# 阅读节选
-=-=-

介绍
混合密度网络(Mixture Density Networks, MDN),目标是根据给定的输入数据学习输出分布参数(均值、方差和分配系数)。
直接上代码,本文代码是基于tensorflow框架实现。
依赖包版本
tensorflow 2.11.0
numpy 1.23.4
matplotlib 3.4.2
引例
一维sine曲线拟合
1维预测1维
from tensorflow import keras
import mdn
import numpy as np
import matplotlib.pyplot as plt
# Generating training data
NSAMPLE = 3000
y_data = np.float32(np.random.uniform(-10.5, 10.5, NSAMPLE))
r_data = np.random.normal(size=NSAMPLE)
x_data = np.sin(0.75 * y_data) * 7.0 + y_data * 0.5 + r_data * 1.0
x_data = x_data.reshape((NSAMPLE, 1))
# # Plot the data, if you need
plt.scatter(x_data, y_data)
# plt.show()
N_HIDDEN = 15 # number of hidden units in the Dense layer
N_MIXES = 10 # number of mixture components
OUTPUT_DIMS = 1 # number of real-values predicted by each mixture component
# Create model
model = keras.Sequential()

-=-=-

# 所给数据
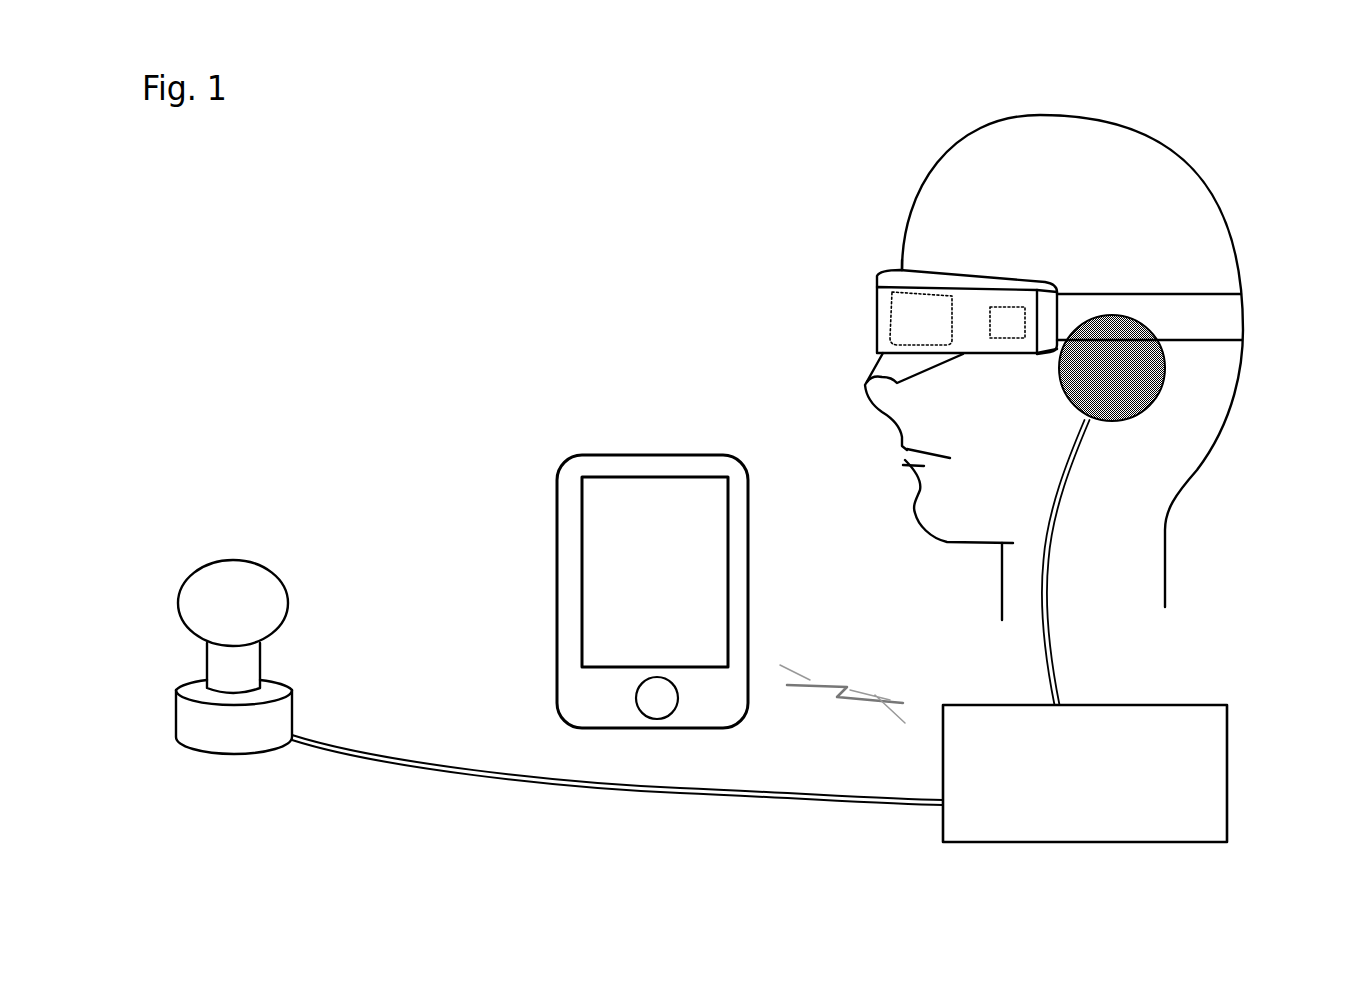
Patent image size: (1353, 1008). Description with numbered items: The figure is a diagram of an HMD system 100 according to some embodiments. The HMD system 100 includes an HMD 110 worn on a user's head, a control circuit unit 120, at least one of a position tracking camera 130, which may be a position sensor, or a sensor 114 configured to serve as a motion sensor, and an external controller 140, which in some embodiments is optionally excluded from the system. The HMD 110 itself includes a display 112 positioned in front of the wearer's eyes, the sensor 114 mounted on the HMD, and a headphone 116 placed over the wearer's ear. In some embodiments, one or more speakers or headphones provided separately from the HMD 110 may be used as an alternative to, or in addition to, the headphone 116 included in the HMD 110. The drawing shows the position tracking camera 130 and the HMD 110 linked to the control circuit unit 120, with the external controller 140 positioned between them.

-=-=-

# 任务说明
[a] 依据混合密度网络一文中的代码注释,简要说明N_HIDDEN、N_MIXES和OUTPUT_DIMS三个常量各自设定的内容。
[b] 请从混合密度网络一文的末尾接着往下写。

# 参考答案
[a] N_HIDDEN设定Dense层中的隐藏单元数量,取值为15。N_MIXES设定混合分量的数量,取值为10。OUTPUT_DIMS设定每个混合分量所预测的实数值个数,取值为1。

[b]
model.add(keras.layers.Dense(N_HIDDEN, batch_input_shape=(None, 1), activation='relu'))
model.add(keras.layers.Dense(N_HIDDEN, activation='relu'))
model.add(mdn.MDN(OUTPUT_DIMS, N_MIXES))
model.compile(loss=mdn.get_mixture_loss_func(OUTPUT_DIMS, N_MIXES), optimizer=keras.optimizers.Adam())
model.summary()
# Model train
history = model.fit(x=x_data, y=y_data, batch_size=128, epochs=500, validation_split=0.15)
# Save model, if you need
# model.save('mdn_sine.h5')
# Generating testing data
x_test = np.float32(np.arange(-15, 15, 0.01))
NTEST = x_test.size
print("Testing:", NTEST, "samples.")
x_test = x_test.reshape(NTEST, 1) # needs to be a matrix, not a vector
# Make distributions predictions from the model
y_test = model.predict(x_test)
# Sample from the predicted distributions
y_samples = np.apply_along_axis(mdn.sample_from_output, 1, y_test, 1, N_MIXES, temp=1.0)
y_samples = y_samples.squeeze(axis=2)
# Plot test result
plt.scatter(x_test, y_samples)
plt.show()
代码运行结果:
二维sine曲线拟合
1维预测2维
from tensorflow import keras
import mdn
import numpy as np
import matplotlib.pyplot as plt
# Generating training data
NSAMPLE = 5000
z_data = np.float32(np.random.uniform(-10.5, 10.5, NSAMPLE))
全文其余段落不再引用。